- Problem requirements: Set down the full listing exactly, character for character.

# Items start

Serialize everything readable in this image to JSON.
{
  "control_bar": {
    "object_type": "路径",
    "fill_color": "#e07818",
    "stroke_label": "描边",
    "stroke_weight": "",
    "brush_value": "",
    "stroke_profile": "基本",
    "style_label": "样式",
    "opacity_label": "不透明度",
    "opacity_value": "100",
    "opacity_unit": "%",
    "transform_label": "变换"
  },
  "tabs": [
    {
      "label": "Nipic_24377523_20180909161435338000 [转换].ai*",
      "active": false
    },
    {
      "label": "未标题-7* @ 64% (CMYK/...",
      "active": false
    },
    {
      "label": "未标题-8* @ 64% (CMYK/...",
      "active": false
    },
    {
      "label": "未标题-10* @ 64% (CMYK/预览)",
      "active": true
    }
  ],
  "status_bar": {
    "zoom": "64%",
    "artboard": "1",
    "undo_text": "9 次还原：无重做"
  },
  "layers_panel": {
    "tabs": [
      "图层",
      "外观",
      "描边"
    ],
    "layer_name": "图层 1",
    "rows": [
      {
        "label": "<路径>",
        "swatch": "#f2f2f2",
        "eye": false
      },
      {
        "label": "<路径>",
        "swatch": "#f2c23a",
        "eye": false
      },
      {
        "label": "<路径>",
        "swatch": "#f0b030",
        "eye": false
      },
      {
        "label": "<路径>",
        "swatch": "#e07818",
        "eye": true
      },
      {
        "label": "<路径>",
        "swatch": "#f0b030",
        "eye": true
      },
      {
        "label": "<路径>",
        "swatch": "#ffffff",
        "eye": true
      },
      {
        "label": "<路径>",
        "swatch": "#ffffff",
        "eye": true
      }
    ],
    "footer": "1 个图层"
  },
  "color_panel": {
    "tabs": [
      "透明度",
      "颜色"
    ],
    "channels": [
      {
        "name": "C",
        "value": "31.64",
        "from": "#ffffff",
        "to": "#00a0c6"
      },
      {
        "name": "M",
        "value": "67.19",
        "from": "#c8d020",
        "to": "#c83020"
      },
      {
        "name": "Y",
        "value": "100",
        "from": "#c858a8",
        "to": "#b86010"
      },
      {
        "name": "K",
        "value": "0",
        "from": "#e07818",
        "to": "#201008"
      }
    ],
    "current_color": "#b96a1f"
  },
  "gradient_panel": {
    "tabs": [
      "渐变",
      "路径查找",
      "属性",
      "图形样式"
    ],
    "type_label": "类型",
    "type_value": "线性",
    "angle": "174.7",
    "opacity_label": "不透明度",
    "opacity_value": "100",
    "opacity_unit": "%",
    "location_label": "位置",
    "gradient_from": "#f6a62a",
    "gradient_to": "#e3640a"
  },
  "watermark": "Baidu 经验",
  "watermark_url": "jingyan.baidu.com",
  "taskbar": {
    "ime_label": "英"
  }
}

# Items end

- Solution for this exercise:
Serialize everything readable in this image to JSON.
{
  "control_bar": {
    "object_type": "路径",
    "fill_color": "#e07818",
    "stroke_label": "描边",
    "stroke_weight": "",
    "brush_value": "",
    "stroke_profile": "基本",
    "style_label": "样式",
    "opacity_label": "不透明度",
    "opacity_value": "100",
    "opacity_unit": "%",
    "transform_label": "变换"
  },
  "tabs": [
    {
      "label": "Nipic_24377523_20180909161435338000 [转换].ai*",
      "active": false
    },
    {
      "label": "未标题-7* @ 64% (CMYK/...",
      "active": false
    },
    {
      "label": "未标题-8* @ 64% (CMYK/...",
      "active": false
    },
    {
      "label": "未标题-10* @ 64% (CMYK/预览)",
      "active": true
    }
  ],
  "status_bar": {
    "zoom": "64%",
    "artboard": "1",
    "undo_text": "9 次还原：无重做"
  },
  "layers_panel": {
    "tabs": [
      "图层",
      "外观",
      "描边"
    ],
    "layer_name": "图层 1",
    "rows": [
      {
        "label": "<路径>",
        "swatch": "#f2f2f2",
        "eye": false
      },
      {
        "label": "<路径>",
        "swatch": "#f2c23a",
        "eye": false
      },
      {
        "label": "<路径>",
        "swatch": "#f0b030",
        "eye": false
      },
      {
        "label": "<路径>",
        "swatch": "#e07818",
        "eye": true
      },
      {
        "label": "<路径>",
        "swatch": "#f0b030",
        "eye": true
      },
      {
        "label": "<路径>",
        "swatch": "#ffffff",
        "eye": true
      },
      {
        "label": "<路径>",
        "swatch": "#ffffff",
        "eye": true
      }
    ],
    "footer": "1 个图层"
  },
  "color_panel": {
    "tabs": [
      "透明度",
      "颜色"
    ],
    "channels": [
      {
        "name": "C",
        "value": "31.64",
        "from": "#ffffff",
        "to": "#00a0c6"
      },
      {
        "name": "M",
        "value": "67.19",
        "from": "#c8d020",
        "to": "#c83020"
      },
      {
        "name": "Y",
        "value": "100",
        "from": "#c858a8",
        "to": "#b86010"
      },
      {
        "name": "K",
        "value": "0",
        "from": "#e07818",
        "to": "#201008"
      }
    ],
    "current_color": "#b96a1f"
  },
  "gradient_panel": {
    "tabs": [
      "渐变",
      "路径查找",
      "属性",
      "图形样式"
    ],
    "type_label": "类型",
    "type_value": "线性",
    "angle": "174.7",
    "opacity_label": "不透明度",
    "opacity_value": "100",
    "opacity_unit": "%",
    "location_label": "位置",
    "gradient_from": "#f6a62a",
    "gradient_to": "#e3640a"
  },
  "watermark": "Baidu 经验",
  "watermark_url": "jingyan.baidu.com",
  "taskbar": {
    "ime_label": "英"
  }
}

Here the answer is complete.